Look through the listing for the word "value". Copy each line that has it.

Stored data entries
* Start *

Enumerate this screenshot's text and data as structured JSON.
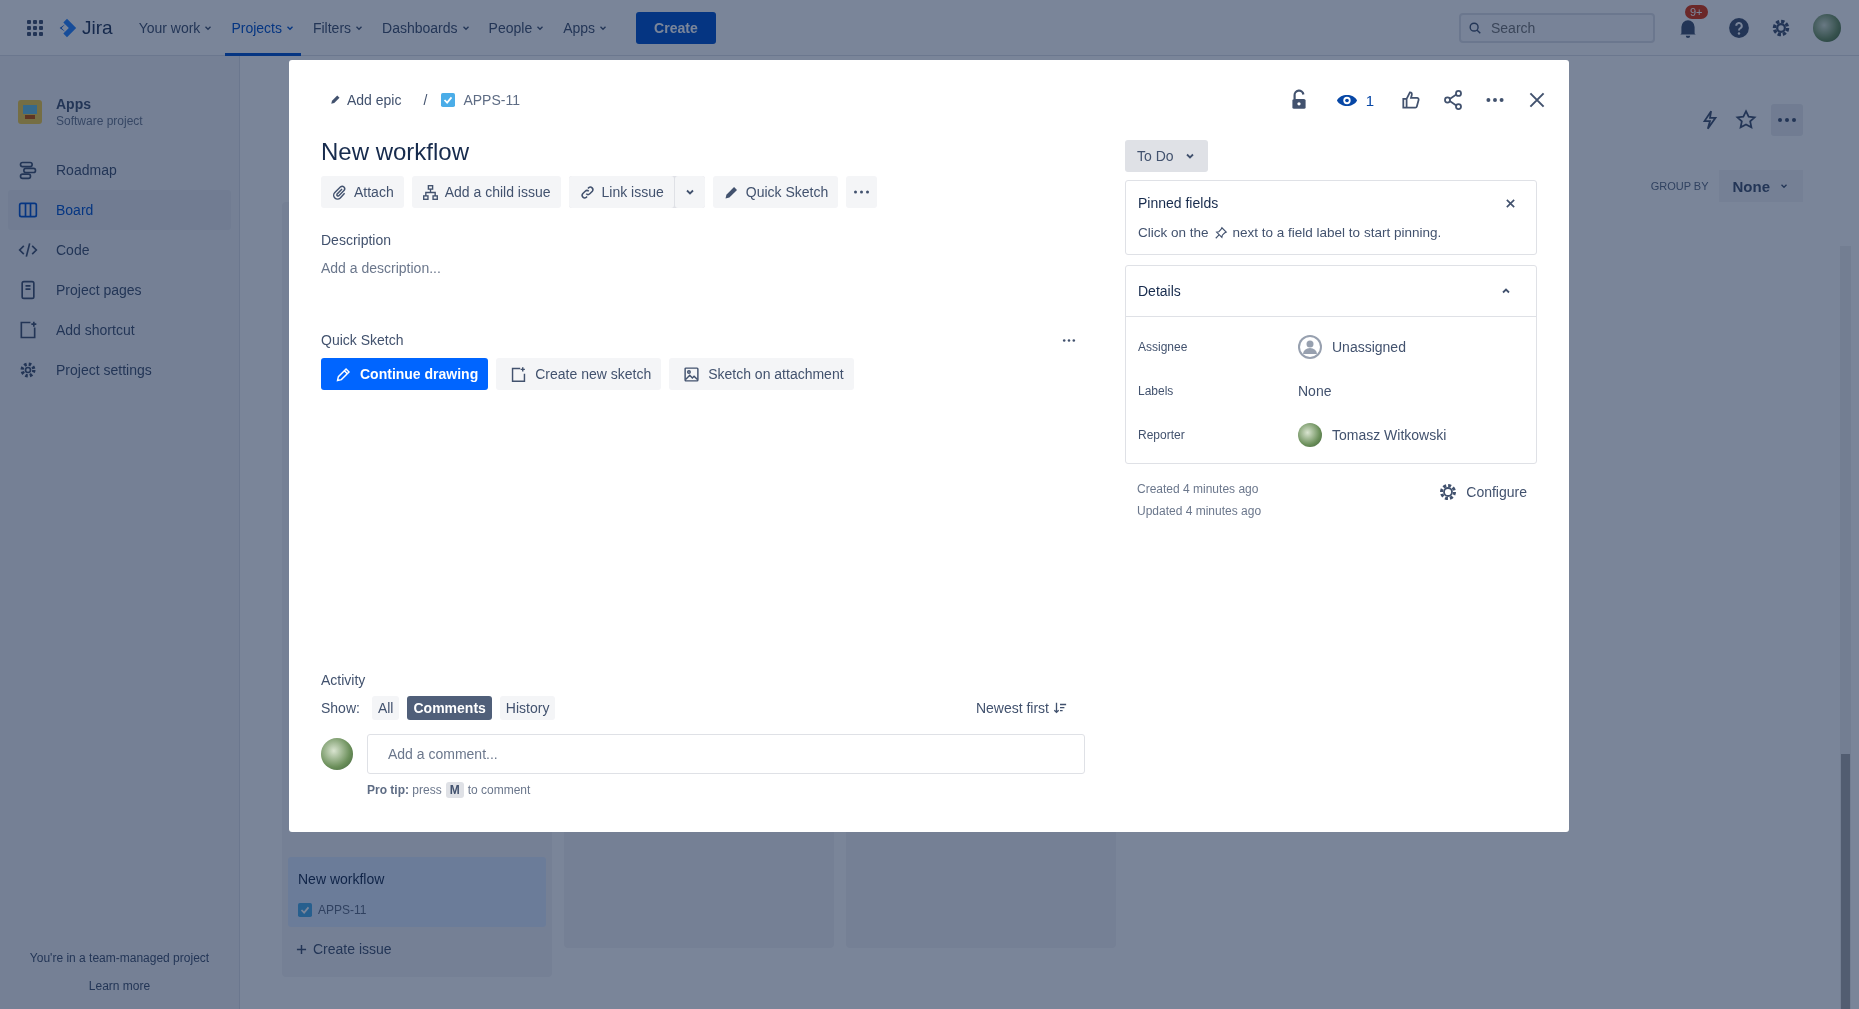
{
  "nav": {
    "brand": "Jira",
    "items": [
      {
        "label": "Your work",
        "selected": false
      },
      {
        "label": "Projects",
        "selected": true
      },
      {
        "label": "Filters",
        "selected": false
      },
      {
        "label": "Dashboards",
        "selected": false
      },
      {
        "label": "People",
        "selected": false
      },
      {
        "label": "Apps",
        "selected": false
      }
    ],
    "create": "Create",
    "search": {
      "placeholder": "Search"
    },
    "notifications": "9+"
  },
  "sidebar": {
    "project": {
      "name": "Apps",
      "type": "Software project"
    },
    "items": [
      {
        "label": "Roadmap",
        "kind": "roadmap",
        "selected": false
      },
      {
        "label": "Board",
        "kind": "board",
        "selected": true
      },
      {
        "label": "Code",
        "kind": "code",
        "selected": false
      },
      {
        "label": "Project pages",
        "kind": "pages",
        "selected": false
      },
      {
        "label": "Add shortcut",
        "kind": "shortcut",
        "selected": false
      },
      {
        "label": "Project settings",
        "kind": "settings",
        "selected": false
      }
    ],
    "footer": "You're in a team-managed project",
    "learn_more": "Learn more"
  },
  "board": {
    "group_by": {
      "label": "GROUP BY",
      "value": "None"
    },
    "card": {
      "title": "New workflow",
      "key": "APPS-11"
    },
    "create_issue": "Create issue"
  },
  "issue": {
    "breadcrumb": {
      "epic": "Add epic",
      "separator": "/",
      "key": "APPS-11"
    },
    "watchers": "1",
    "title": "New workflow",
    "toolbar": [
      {
        "label": "Attach",
        "kind": "attach"
      },
      {
        "label": "Add a child issue",
        "kind": "child"
      },
      {
        "label": "Link issue",
        "kind": "link"
      },
      {
        "label": "Quick Sketch",
        "kind": "sketch"
      },
      {
        "kind": "more"
      }
    ],
    "description": {
      "label": "Description",
      "placeholder": "Add a description..."
    },
    "quick_sketch": {
      "label": "Quick Sketch",
      "buttons": [
        {
          "label": "Continue drawing",
          "kind": "pencil",
          "primary": true
        },
        {
          "label": "Create new sketch",
          "kind": "new",
          "primary": false
        },
        {
          "label": "Sketch on attachment",
          "kind": "image",
          "primary": false
        }
      ]
    },
    "activity": {
      "label": "Activity",
      "show_label": "Show:",
      "filters": [
        {
          "label": "All",
          "selected": false
        },
        {
          "label": "Comments",
          "selected": true
        },
        {
          "label": "History",
          "selected": false
        }
      ],
      "sort": "Newest first",
      "comment": {
        "placeholder": "Add a comment..."
      },
      "tip": {
        "lead": "**Pro tip:** press",
        "key": "M",
        "tail": "to comment"
      }
    },
    "status": "To Do",
    "pinned": {
      "title": "Pinned fields",
      "before": "Click on the",
      "after": "next to a field label to start pinning."
    },
    "details": {
      "title": "Details",
      "expanded": true,
      "fields": [
        {
          "label": "Assignee",
          "value": "Unassigned",
          "kind": "person"
        },
        {
          "label": "Labels",
          "value": "None",
          "kind": "text"
        },
        {
          "label": "Reporter",
          "value": "Tomasz Witkowski",
          "kind": "user"
        }
      ]
    },
    "created": "Created 4 minutes ago",
    "updated": "Updated 4 minutes ago",
    "configure": "Configure"
  }
}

* End *

Full response:
      "value": "None"
          "value": "Unassigned",
          "value": "None",
          "value": "Tomasz Witkowski",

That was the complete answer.